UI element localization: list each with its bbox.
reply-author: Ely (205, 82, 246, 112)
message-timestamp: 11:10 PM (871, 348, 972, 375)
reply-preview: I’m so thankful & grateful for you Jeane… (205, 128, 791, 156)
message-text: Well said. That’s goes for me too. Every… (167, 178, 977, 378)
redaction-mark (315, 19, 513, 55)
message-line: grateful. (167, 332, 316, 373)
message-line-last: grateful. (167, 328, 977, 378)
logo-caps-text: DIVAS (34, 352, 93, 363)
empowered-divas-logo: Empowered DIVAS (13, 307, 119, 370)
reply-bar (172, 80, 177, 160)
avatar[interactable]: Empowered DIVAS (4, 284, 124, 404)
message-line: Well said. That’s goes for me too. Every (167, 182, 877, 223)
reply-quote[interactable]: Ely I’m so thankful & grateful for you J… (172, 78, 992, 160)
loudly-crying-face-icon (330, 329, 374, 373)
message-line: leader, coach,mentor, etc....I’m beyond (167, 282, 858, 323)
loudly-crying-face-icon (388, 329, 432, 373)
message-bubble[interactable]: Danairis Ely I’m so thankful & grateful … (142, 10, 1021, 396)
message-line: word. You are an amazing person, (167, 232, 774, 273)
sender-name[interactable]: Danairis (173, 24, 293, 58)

> **What you have to do**
Please write out all of the material above again, line by line, without changing a single character.

> **Full response**
UI element localization: list each with its bbox.
reply-author: Ely (205, 82, 246, 112)
message-timestamp: 11:10 PM (871, 348, 972, 375)
reply-preview: I’m so thankful & grateful for you Jeane… (205, 128, 791, 156)
message-text: Well said. That’s goes for me too. Every… (167, 178, 977, 378)
redaction-mark (315, 19, 513, 55)
message-line: grateful. (167, 332, 316, 373)
message-line-last: grateful. (167, 328, 977, 378)
logo-caps-text: DIVAS (34, 352, 93, 363)
empowered-divas-logo: Empowered DIVAS (13, 307, 119, 370)
reply-bar (172, 80, 177, 160)
avatar[interactable]: Empowered DIVAS (4, 284, 124, 404)
message-line: Well said. That’s goes for me too. Every (167, 182, 877, 223)
reply-quote[interactable]: Ely I’m so thankful & grateful for you J… (172, 78, 992, 160)
loudly-crying-face-icon (330, 329, 374, 373)
message-line: leader, coach,mentor, etc....I’m beyond (167, 282, 858, 323)
loudly-crying-face-icon (388, 329, 432, 373)
message-bubble[interactable]: Danairis Ely I’m so thankful & grateful … (142, 10, 1021, 396)
message-line: word. You are an amazing person, (167, 232, 774, 273)
sender-name[interactable]: Danairis (173, 24, 293, 58)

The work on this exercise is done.